### [Written instruction]
Your task is to transcribe the data in full.

### [Listed records]
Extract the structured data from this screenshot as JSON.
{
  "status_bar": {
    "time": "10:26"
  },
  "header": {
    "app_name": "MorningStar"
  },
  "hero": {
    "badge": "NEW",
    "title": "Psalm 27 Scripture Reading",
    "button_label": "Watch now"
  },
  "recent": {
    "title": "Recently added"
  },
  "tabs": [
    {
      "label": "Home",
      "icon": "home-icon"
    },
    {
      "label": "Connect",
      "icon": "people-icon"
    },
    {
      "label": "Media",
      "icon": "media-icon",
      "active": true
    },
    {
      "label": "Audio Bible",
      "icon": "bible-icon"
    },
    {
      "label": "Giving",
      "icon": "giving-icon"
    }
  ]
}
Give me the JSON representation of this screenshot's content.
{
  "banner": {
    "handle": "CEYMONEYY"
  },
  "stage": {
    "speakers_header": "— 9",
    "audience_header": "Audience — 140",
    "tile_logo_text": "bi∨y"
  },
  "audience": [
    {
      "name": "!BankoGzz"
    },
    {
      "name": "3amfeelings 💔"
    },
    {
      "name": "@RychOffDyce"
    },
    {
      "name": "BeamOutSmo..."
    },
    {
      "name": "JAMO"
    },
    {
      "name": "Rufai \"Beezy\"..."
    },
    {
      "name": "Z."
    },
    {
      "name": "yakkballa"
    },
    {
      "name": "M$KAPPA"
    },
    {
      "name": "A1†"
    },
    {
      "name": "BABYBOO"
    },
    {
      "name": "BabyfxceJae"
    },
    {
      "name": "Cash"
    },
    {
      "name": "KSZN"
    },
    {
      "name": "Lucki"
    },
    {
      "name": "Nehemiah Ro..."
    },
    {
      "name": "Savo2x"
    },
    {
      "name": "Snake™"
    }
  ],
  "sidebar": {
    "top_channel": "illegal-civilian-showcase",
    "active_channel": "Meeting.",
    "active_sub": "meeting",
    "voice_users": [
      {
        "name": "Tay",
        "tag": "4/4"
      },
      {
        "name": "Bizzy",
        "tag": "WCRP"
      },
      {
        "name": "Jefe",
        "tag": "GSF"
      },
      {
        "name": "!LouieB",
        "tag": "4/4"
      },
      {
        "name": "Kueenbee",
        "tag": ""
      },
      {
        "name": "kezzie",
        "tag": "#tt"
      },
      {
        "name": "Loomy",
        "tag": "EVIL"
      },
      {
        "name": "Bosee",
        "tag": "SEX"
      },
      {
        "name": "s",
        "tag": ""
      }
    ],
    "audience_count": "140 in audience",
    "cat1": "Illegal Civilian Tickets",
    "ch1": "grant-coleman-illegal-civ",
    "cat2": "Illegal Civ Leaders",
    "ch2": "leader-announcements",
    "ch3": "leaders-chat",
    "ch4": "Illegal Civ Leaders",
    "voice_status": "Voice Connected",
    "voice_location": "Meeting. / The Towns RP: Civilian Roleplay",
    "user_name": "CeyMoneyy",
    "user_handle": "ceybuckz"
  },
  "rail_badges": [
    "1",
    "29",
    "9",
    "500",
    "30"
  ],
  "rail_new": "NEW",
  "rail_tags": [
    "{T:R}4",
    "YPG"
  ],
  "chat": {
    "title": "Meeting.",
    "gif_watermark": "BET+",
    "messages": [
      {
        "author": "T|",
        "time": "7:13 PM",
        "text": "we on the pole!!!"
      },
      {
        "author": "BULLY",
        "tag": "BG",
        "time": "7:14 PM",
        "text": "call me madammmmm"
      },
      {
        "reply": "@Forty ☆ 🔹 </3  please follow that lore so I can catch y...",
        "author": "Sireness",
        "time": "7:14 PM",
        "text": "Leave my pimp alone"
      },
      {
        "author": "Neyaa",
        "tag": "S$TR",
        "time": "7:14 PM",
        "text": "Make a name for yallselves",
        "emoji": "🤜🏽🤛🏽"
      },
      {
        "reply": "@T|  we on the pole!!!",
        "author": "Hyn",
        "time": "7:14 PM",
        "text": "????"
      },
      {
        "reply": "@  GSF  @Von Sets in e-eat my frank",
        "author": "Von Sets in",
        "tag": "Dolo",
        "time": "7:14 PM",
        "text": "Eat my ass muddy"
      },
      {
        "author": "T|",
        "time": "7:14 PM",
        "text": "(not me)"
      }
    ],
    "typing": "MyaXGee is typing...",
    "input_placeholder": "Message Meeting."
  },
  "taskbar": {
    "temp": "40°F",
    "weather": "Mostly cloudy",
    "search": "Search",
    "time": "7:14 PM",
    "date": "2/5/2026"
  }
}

### [Exercise answer]
Extract the structured data from this screenshot as JSON.
{
  "status_bar": {
    "time": "10:26"
  },
  "header": {
    "app_name": "MorningStar"
  },
  "hero": {
    "badge": "NEW",
    "title": "Psalm 27 Scripture Reading",
    "button_label": "Watch now"
  },
  "recent": {
    "title": "Recently added"
  },
  "tabs": [
    {
      "label": "Home",
      "icon": "home-icon"
    },
    {
      "label": "Connect",
      "icon": "people-icon"
    },
    {
      "label": "Media",
      "icon": "media-icon",
      "active": true
    },
    {
      "label": "Audio Bible",
      "icon": "bible-icon"
    },
    {
      "label": "Giving",
      "icon": "giving-icon"
    }
  ]
}
Give me the JSON representation of this screenshot's content.
{
  "banner": {
    "handle": "CEYMONEYY"
  },
  "stage": {
    "speakers_header": "— 9",
    "audience_header": "Audience — 140",
    "tile_logo_text": "bi∨y"
  },
  "audience": [
    {
      "name": "!BankoGzz"
    },
    {
      "name": "3amfeelings 💔"
    },
    {
      "name": "@RychOffDyce"
    },
    {
      "name": "BeamOutSmo..."
    },
    {
      "name": "JAMO"
    },
    {
      "name": "Rufai \"Beezy\"..."
    },
    {
      "name": "Z."
    },
    {
      "name": "yakkballa"
    },
    {
      "name": "M$KAPPA"
    },
    {
      "name": "A1†"
    },
    {
      "name": "BABYBOO"
    },
    {
      "name": "BabyfxceJae"
    },
    {
      "name": "Cash"
    },
    {
      "name": "KSZN"
    },
    {
      "name": "Lucki"
    },
    {
      "name": "Nehemiah Ro..."
    },
    {
      "name": "Savo2x"
    },
    {
      "name": "Snake™"
    }
  ],
  "sidebar": {
    "top_channel": "illegal-civilian-showcase",
    "active_channel": "Meeting.",
    "active_sub": "meeting",
    "voice_users": [
      {
        "name": "Tay",
        "tag": "4/4"
      },
      {
        "name": "Bizzy",
        "tag": "WCRP"
      },
      {
        "name": "Jefe",
        "tag": "GSF"
      },
      {
        "name": "!LouieB",
        "tag": "4/4"
      },
      {
        "name": "Kueenbee",
        "tag": ""
      },
      {
        "name": "kezzie",
        "tag": "#tt"
      },
      {
        "name": "Loomy",
        "tag": "EVIL"
      },
      {
        "name": "Bosee",
        "tag": "SEX"
      },
      {
        "name": "s",
        "tag": ""
      }
    ],
    "audience_count": "140 in audience",
    "cat1": "Illegal Civilian Tickets",
    "ch1": "grant-coleman-illegal-civ",
    "cat2": "Illegal Civ Leaders",
    "ch2": "leader-announcements",
    "ch3": "leaders-chat",
    "ch4": "Illegal Civ Leaders",
    "voice_status": "Voice Connected",
    "voice_location": "Meeting. / The Towns RP: Civilian Roleplay",
    "user_name": "CeyMoneyy",
    "user_handle": "ceybuckz"
  },
  "rail_badges": [
    "1",
    "29",
    "9",
    "500",
    "30"
  ],
  "rail_new": "NEW",
  "rail_tags": [
    "{T:R}4",
    "YPG"
  ],
  "chat": {
    "title": "Meeting.",
    "gif_watermark": "BET+",
    "messages": [
      {
        "author": "T|",
        "time": "7:13 PM",
        "text": "we on the pole!!!"
      },
      {
        "author": "BULLY",
        "tag": "BG",
        "time": "7:14 PM",
        "text": "call me madammmmm"
      },
      {
        "reply": "@Forty ☆ 🔹 </3  please follow that lore so I can catch y...",
        "author": "Sireness",
        "time": "7:14 PM",
        "text": "Leave my pimp alone"
      },
      {
        "author": "Neyaa",
        "tag": "S$TR",
        "time": "7:14 PM",
        "text": "Make a name for yallselves",
        "emoji": "🤜🏽🤛🏽"
      },
      {
        "reply": "@T|  we on the pole!!!",
        "author": "Hyn",
        "time": "7:14 PM",
        "text": "????"
      },
      {
        "reply": "@  GSF  @Von Sets in e-eat my frank",
        "author": "Von Sets in",
        "tag": "Dolo",
        "time": "7:14 PM",
        "text": "Eat my ass muddy"
      },
      {
        "author": "T|",
        "time": "7:14 PM",
        "text": "(not me)"
      }
    ],
    "typing": "MyaXGee is typing...",
    "input_placeholder": "Message Meeting."
  },
  "taskbar": {
    "temp": "40°F",
    "weather": "Mostly cloudy",
    "search": "Search",
    "time": "7:14 PM",
    "date": "2/5/2026"
  }
}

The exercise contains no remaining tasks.